### DIRECTION
Pictures do not belong in the copy; restate the records below word for word.

### DATASET ENTRIES
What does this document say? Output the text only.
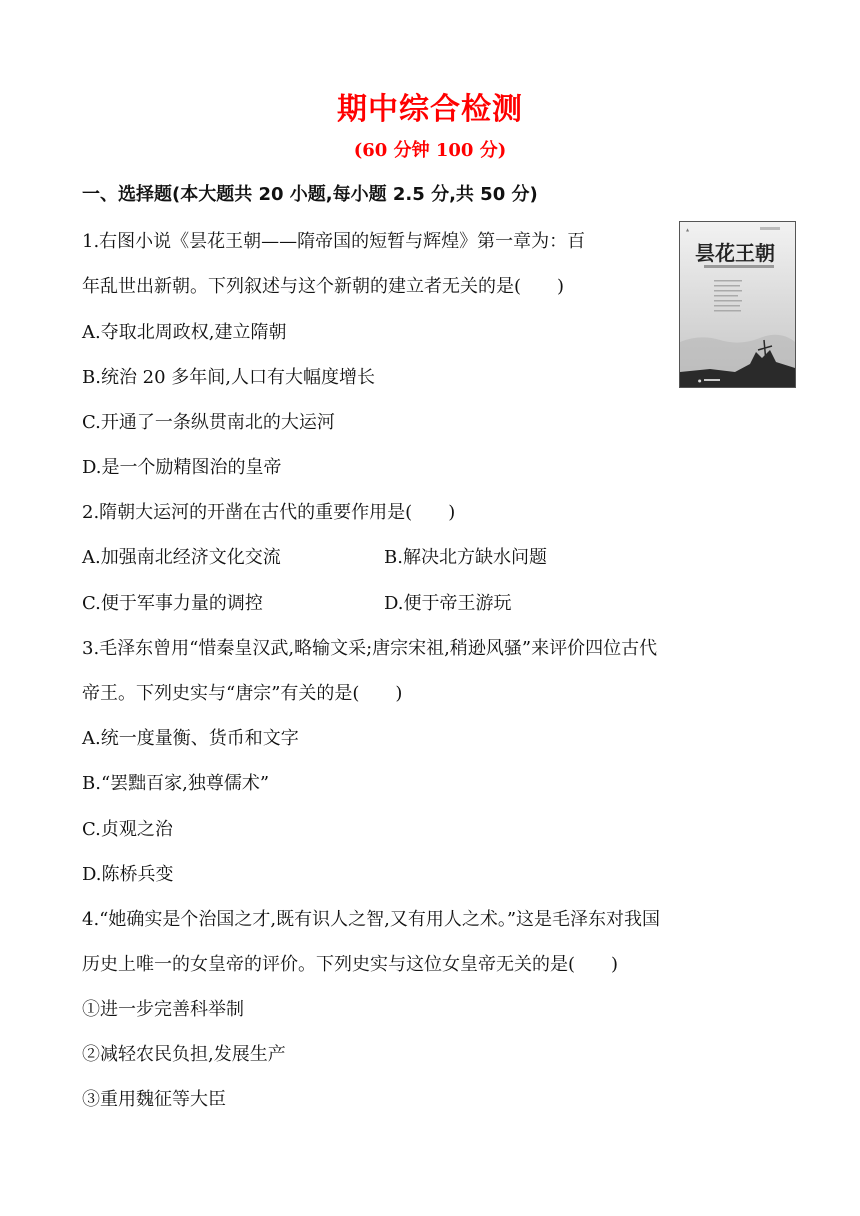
期中综合检测
(60 分钟 100 分)
一、选择题(本大题共 20 小题,每小题 2.5 分,共 50 分)
1.右图小说《昙花王朝——隋帝国的短暂与辉煌》第一章为：百
年乱世出新朝。下列叙述与这个新朝的建立者无关的是(　　)
A.夺取北周政权,建立隋朝
B.统治 20 多年间,人口有大幅度增长
C.开通了一条纵贯南北的大运河
D.是一个励精图治的皇帝
▲
昙花王朝
●
2.隋朝大运河的开凿在古代的重要作用是(　　)
A.加强南北经济文化交流	B.解决北方缺水问题
C.便于军事力量的调控	D.便于帝王游玩
3.毛泽东曾用“惜秦皇汉武,略输文采;唐宗宋祖,稍逊风骚”来评价四位古代
帝王。下列史实与“唐宗”有关的是(　　)
A.统一度量衡、货币和文字
B.“罢黜百家,独尊儒术”
C.贞观之治
D.陈桥兵变
4.“她确实是个治国之才,既有识人之智,又有用人之术。”这是毛泽东对我国
历史上唯一的女皇帝的评价。下列史实与这位女皇帝无关的是(　　)
①进一步完善科举制
②减轻农民负担,发展生产
③重用魏征等大臣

### ANSWER TO THE PROBLEM
What does this document say? Output the text only.
期中综合检测
(60 分钟 100 分)
一、选择题(本大题共 20 小题,每小题 2.5 分,共 50 分)
1.右图小说《昙花王朝——隋帝国的短暂与辉煌》第一章为：百
年乱世出新朝。下列叙述与这个新朝的建立者无关的是(　　)
A.夺取北周政权,建立隋朝
B.统治 20 多年间,人口有大幅度增长
C.开通了一条纵贯南北的大运河
D.是一个励精图治的皇帝
▲
昙花王朝
●
2.隋朝大运河的开凿在古代的重要作用是(　　)
A.加强南北经济文化交流	B.解决北方缺水问题
C.便于军事力量的调控	D.便于帝王游玩
3.毛泽东曾用“惜秦皇汉武,略输文采;唐宗宋祖,稍逊风骚”来评价四位古代
帝王。下列史实与“唐宗”有关的是(　　)
A.统一度量衡、货币和文字
B.“罢黜百家,独尊儒术”
C.贞观之治
D.陈桥兵变
4.“她确实是个治国之才,既有识人之智,又有用人之术。”这是毛泽东对我国
历史上唯一的女皇帝的评价。下列史实与这位女皇帝无关的是(　　)
①进一步完善科举制
②减轻农民负担,发展生产
③重用魏征等大臣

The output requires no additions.